──────── Texto extraído ────────

Hace unos dos años, llegó a mis manos un Diccionario de Expresiones Malsonantes del Español y encontré la palabra órdago. Me dolió ver en un diccionario de groserías una palabra que tanto me impresionaba por venir de quien venía y prometer lo que nos cumplía. La certeza de que es una expresión que se usa en los arrabales de España francamente hirió mi vanidad, pero también hiere mis sentimientos asistir al hecho de que mamá nos dio una infancia de órdago a mis hermanos y a mí por la simple razón de que desciende, como hija de criolla, de la gentuza de allá.


Al escribir este texto, me he dado cuenta de que está saliendo mi madre, el ser que me dio la vida y al que le guardo más resentimiento. Antes de cumplir 30 años, llegué a la conclusión de que nada más hay dos tipos de mujer que no le guarda rencor a su madre: la mentirosa y la huerfanita. Yo no soy de esas.




Quizá sería pertinente poner aquí de dónde me viene la inclinación a escribir, y sale a relucir mi padre. Él me inculcó el gusto por la lectura y aunque se lo agradezco, no dejo de ver que lo hizo por conveniencia. Si yo me enfrascaba en un libro de cuentos, ya no hacía preguntas incómodas. Aunque para ser sincera, en casa, preguntar la hora bastaba para incurrir en una indiscreción mayúscula.


Mamá nunca dejó que tratáramos a los familiares de papá, y por esa razón es hasta ahora que rebaso el medio siglo, me he enterado de que, por el lado paterno, desciendo de una serie de escritores que se remonta a la época de la Primera Guerra Mundial. A quien conocí de ellos es a un primo hermano de mi padre, que es sacerdote jesuita y se llama Carlos González Salas, cronista de la ciudad de Tampico. Mi papá era de allá.


Con mi padre también estoy resentida. Entre otras cosas, porque por un lado, me decía que era inteligente, que podía tener, dicho con sus palabras, “una cultura humanística padre”, pero por otro lado, me golpeaba cuando no daba una en matemáticas. A veces hasta creo que le hubiera frustrado que alguna vez sacara una calificación decente en esa materia, porque entonces, no habría motivo o más bien pretexto para los golpes.

────────

### Ejercicio A
Responde estas preguntas sobre el texto extraído:
(i) ¿En qué diccionario aparece la palabra «órdago»?
(ii) ¿De qué ciudad es cronista Carlos González Salas?
(iii) ¿Qué lograba el padre cuando su hija se enfrascaba en un libro de cuentos?
### Ejercicio B
Retoma el texto extraído sobre los padres de quien narra y continúalo con un párrafo a partir de su última oración.

──────── Registros mostrados ────────

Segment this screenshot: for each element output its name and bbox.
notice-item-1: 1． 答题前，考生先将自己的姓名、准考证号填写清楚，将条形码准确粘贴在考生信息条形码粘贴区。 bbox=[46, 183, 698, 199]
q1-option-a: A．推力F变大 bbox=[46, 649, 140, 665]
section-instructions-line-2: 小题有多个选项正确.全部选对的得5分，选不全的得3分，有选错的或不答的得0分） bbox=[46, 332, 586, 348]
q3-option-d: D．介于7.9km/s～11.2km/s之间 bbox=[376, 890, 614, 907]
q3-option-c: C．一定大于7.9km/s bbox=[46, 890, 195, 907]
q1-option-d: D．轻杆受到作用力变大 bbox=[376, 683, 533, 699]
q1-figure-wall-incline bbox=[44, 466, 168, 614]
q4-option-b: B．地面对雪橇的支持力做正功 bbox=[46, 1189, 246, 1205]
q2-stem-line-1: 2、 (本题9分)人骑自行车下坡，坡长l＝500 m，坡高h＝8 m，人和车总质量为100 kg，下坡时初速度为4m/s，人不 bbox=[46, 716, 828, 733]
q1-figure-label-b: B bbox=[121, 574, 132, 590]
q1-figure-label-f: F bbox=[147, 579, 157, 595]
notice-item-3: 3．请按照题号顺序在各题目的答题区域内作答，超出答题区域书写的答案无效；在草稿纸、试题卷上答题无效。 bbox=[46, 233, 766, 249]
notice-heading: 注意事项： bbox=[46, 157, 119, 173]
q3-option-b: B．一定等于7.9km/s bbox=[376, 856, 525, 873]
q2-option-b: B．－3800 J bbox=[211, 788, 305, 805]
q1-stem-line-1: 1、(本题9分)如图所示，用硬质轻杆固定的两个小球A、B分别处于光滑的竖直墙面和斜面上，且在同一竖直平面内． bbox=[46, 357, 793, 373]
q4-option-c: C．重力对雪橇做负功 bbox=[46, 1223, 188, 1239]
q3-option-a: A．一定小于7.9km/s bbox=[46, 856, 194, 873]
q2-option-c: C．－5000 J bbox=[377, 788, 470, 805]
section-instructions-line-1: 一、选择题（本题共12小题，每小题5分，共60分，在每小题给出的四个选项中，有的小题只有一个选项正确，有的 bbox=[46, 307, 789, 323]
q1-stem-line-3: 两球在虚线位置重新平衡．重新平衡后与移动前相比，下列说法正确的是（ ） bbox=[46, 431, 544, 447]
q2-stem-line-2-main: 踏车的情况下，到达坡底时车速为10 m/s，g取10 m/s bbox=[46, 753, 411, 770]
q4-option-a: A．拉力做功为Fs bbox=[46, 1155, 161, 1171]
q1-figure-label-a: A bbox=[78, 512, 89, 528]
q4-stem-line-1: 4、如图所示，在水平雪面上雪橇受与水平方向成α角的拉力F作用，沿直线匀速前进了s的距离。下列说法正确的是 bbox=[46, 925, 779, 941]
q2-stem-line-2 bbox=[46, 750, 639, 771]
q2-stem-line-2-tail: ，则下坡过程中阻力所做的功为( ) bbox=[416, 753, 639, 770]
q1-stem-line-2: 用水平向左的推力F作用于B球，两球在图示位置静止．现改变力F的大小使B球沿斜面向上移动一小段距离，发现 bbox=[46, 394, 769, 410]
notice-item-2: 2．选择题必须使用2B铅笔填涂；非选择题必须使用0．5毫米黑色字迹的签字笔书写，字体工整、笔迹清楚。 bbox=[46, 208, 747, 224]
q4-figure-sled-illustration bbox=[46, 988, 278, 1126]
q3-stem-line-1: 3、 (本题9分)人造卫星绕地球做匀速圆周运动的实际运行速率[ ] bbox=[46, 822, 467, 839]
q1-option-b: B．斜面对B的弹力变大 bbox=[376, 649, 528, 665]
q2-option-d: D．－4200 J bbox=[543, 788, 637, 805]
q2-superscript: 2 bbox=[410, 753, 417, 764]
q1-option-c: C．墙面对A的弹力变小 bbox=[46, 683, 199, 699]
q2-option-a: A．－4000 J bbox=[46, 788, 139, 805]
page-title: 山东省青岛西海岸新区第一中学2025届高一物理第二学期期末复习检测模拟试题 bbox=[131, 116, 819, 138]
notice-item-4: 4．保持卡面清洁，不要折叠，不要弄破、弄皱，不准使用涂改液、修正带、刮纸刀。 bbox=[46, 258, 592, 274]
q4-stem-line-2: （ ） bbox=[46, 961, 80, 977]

────────

### Resultado A
(i) En un Diccionario de Expresiones Malsonantes del Español.
(ii) De la ciudad de Tampico.
(iii) Que ya no hiciera preguntas incómodas.

### Resultado B
Otra cosa que no pude entender sino hasta hoy, fue que no nos rescatara, ni a mis hermanos ni a mí, de las garras de mamá. Y lo escribo así, porque así lo vivimos. Un médico psiquiatra le dijo que su esposa tenía esquizofrenia y que lo más conveniente era que se divorciara, le quitara la patria potestad sobre nosotros y que la dejara, que nos llevara consigo a otro lado a iniciar una nueva vida y no lo hizo. Argumentó que “no podía hacerle esa jijez a una pobre mujer que estaba hospitalizada”, y con ello nos condenó, a mis hermanos y a mí, a una vida de sinrazón que no teníamos por qué padecer.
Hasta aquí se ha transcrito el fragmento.